__REQUIREMENT__:
Check each line of the records for "screenshot"; collect those that have it.
+++
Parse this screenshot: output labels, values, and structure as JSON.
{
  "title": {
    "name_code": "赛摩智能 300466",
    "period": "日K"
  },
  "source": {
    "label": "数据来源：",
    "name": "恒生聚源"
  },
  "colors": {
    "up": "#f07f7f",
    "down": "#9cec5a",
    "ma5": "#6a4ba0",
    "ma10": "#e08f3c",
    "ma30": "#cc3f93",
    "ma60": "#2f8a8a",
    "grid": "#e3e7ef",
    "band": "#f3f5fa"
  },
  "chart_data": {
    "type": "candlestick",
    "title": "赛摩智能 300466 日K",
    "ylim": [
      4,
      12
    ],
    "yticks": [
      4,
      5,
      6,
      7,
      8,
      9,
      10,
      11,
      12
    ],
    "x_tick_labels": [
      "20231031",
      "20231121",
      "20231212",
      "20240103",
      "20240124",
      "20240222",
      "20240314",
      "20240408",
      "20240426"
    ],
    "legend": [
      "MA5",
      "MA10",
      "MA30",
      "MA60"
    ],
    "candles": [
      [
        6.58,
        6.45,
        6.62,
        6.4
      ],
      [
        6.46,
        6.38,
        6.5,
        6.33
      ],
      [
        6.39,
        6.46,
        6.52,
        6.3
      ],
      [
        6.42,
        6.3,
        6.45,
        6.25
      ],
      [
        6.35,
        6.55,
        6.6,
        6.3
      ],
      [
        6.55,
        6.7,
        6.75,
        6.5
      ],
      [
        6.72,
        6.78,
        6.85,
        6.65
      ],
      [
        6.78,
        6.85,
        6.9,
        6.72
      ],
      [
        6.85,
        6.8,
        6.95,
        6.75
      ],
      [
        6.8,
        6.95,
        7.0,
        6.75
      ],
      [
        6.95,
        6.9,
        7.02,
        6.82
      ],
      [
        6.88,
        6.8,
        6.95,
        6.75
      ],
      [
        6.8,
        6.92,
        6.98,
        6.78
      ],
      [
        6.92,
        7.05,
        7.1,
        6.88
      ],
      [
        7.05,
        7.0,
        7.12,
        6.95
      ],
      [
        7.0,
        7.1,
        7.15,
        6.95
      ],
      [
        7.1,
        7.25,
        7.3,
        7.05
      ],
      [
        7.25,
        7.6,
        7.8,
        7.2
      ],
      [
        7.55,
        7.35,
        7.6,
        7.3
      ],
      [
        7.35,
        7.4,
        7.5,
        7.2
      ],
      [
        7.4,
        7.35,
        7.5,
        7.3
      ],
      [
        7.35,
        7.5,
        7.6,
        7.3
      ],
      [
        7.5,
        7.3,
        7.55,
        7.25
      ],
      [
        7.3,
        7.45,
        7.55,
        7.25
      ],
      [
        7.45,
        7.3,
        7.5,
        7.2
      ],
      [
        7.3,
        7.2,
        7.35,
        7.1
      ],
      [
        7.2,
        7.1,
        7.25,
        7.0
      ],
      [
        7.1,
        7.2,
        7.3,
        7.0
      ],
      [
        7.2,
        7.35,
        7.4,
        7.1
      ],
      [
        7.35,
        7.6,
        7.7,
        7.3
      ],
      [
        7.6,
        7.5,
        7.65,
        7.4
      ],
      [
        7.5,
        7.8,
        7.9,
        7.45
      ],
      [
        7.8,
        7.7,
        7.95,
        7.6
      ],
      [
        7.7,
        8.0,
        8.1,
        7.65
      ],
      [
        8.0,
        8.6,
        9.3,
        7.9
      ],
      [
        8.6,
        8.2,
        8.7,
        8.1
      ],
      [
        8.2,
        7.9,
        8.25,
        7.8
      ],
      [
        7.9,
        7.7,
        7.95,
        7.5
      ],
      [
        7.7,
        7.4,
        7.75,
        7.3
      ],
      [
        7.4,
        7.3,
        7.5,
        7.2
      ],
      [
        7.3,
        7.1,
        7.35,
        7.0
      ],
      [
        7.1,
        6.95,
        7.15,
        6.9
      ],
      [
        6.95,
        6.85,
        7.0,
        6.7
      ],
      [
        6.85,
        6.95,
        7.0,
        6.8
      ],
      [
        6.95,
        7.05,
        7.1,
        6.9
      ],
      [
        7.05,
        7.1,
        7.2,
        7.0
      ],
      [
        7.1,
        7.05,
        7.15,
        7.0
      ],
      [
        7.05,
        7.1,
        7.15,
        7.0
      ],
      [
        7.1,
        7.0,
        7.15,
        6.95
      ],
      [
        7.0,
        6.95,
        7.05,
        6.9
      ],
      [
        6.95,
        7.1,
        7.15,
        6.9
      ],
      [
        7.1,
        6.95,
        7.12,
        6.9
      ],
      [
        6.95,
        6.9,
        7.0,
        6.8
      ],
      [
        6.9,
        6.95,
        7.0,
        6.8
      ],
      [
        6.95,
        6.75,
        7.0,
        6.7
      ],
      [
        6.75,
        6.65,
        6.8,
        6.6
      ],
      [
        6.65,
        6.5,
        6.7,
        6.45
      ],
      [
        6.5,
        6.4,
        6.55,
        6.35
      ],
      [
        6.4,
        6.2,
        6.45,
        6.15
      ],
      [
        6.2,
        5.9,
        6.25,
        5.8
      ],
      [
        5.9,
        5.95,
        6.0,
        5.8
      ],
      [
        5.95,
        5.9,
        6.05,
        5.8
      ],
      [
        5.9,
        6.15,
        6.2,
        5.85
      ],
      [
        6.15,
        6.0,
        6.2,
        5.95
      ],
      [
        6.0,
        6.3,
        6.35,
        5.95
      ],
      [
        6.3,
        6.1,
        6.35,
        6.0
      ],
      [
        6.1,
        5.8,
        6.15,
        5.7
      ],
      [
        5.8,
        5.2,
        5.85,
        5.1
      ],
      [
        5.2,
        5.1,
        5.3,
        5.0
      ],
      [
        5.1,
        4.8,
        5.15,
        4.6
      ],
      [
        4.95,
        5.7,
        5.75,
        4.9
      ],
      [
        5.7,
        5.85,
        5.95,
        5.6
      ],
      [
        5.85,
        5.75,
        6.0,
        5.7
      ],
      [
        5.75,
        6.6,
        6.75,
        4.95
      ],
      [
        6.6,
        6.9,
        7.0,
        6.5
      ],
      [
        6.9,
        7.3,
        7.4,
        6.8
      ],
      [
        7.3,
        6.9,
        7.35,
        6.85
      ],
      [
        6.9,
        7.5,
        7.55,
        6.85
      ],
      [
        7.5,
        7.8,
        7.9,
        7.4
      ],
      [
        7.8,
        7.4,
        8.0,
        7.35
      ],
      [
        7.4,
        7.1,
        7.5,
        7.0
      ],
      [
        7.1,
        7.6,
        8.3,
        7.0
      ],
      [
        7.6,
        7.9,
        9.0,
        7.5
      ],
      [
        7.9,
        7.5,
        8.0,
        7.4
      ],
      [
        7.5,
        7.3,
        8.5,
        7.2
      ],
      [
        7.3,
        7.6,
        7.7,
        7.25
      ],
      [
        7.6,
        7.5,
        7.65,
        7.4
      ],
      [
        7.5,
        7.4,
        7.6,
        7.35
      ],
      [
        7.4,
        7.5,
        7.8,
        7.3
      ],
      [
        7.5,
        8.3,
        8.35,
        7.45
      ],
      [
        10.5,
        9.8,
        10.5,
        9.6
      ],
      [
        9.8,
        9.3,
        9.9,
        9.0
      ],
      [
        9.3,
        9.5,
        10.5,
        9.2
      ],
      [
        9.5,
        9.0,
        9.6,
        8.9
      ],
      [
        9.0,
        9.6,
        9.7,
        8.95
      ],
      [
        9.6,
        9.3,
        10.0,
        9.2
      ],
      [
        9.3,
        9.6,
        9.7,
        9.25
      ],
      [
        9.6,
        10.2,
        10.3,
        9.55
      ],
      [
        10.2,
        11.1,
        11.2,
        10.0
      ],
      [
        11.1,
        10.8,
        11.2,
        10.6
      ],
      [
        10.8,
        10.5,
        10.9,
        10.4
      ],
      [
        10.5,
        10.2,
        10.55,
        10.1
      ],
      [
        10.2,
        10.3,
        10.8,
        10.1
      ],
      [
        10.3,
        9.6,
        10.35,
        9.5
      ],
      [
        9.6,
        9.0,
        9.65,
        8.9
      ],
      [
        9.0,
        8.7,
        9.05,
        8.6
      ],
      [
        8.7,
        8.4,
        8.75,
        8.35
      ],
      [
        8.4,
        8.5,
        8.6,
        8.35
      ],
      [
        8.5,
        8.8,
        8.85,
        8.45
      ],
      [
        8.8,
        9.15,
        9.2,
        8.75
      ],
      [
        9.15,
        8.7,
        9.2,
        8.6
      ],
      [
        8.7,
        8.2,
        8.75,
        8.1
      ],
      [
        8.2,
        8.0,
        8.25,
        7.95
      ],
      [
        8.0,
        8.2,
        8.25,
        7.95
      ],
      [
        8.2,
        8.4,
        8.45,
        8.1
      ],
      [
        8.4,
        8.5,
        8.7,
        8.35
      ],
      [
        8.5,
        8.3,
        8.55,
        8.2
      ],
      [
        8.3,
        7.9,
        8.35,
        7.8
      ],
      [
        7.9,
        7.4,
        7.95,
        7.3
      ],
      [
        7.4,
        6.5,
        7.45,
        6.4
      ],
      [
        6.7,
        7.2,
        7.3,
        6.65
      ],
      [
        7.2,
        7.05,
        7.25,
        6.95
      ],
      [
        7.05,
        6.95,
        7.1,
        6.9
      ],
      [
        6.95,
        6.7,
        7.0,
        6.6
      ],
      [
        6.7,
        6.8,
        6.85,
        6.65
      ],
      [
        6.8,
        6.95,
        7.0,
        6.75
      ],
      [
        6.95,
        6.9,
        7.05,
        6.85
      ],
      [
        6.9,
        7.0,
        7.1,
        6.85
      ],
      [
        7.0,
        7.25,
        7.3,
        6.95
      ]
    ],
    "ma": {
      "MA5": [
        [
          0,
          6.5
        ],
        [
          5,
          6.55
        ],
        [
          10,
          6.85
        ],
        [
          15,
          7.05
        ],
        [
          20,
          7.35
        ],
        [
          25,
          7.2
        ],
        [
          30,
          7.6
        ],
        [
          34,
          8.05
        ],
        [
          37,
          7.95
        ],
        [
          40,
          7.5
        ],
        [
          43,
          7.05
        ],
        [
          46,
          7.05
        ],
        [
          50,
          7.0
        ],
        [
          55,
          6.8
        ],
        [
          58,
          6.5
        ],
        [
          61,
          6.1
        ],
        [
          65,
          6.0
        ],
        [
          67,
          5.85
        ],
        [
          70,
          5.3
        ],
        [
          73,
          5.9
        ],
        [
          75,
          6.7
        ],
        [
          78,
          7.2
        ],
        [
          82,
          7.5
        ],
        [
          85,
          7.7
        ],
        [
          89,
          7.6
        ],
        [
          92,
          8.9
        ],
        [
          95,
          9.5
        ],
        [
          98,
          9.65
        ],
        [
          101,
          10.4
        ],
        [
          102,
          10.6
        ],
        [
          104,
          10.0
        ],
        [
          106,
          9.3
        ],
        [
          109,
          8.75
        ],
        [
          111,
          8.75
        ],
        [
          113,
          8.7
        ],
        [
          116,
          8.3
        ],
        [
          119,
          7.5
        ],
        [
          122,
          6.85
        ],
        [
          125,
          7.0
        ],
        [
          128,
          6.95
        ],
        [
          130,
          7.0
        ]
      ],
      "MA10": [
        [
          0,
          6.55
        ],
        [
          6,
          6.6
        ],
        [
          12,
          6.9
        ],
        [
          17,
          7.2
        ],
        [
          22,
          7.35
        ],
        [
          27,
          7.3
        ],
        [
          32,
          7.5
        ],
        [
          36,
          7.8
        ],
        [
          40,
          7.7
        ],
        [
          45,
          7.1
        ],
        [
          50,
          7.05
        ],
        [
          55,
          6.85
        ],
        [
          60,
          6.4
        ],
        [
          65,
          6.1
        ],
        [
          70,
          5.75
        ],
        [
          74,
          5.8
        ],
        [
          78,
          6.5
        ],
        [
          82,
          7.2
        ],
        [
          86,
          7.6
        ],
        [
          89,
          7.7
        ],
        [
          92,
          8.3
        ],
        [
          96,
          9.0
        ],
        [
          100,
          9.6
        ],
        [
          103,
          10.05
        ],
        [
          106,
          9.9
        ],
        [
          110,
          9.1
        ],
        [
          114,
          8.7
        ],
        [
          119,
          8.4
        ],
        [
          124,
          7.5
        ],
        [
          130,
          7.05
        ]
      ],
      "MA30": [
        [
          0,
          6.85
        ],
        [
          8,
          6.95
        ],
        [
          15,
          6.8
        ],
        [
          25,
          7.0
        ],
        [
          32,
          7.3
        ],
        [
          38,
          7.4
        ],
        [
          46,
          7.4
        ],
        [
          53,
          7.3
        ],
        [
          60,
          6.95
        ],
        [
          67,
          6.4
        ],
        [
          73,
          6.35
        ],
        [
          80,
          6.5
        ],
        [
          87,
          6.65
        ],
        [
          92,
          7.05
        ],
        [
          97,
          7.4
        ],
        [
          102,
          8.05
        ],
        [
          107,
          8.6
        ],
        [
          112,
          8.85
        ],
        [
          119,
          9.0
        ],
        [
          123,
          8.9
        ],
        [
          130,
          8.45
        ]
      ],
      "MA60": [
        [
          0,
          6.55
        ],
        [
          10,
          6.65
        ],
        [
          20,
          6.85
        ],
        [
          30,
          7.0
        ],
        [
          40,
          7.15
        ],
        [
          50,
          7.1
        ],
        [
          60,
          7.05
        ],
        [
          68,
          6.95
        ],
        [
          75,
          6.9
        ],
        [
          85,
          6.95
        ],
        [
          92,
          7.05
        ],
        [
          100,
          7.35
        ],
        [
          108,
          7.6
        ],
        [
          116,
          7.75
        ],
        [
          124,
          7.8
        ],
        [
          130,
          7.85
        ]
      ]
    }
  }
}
+++
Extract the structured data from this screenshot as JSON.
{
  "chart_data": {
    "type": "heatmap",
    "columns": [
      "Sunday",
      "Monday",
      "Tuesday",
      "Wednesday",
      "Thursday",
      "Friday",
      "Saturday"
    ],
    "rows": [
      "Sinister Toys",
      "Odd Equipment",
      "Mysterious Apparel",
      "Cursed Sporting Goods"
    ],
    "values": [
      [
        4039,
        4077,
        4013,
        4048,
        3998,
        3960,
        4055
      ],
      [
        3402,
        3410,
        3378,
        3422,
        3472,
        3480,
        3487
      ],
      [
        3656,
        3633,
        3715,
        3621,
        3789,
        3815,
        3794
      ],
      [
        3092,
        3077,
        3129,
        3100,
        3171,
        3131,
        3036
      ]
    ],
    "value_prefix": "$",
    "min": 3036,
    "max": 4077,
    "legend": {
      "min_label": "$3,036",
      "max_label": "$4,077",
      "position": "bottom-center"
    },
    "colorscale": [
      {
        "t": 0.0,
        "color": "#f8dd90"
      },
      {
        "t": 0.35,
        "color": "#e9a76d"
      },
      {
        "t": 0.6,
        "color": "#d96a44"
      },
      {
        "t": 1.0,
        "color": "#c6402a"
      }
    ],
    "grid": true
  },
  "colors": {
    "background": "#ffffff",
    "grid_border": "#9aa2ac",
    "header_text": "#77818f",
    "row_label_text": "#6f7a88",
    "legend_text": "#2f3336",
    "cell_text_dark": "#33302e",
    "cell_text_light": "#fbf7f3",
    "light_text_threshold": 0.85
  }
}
+++
__RESULT FOR THIS TASK__:
Parse this screenshot: output labels, values, and structure as JSON.
Extract the structured data from this screenshot as JSON.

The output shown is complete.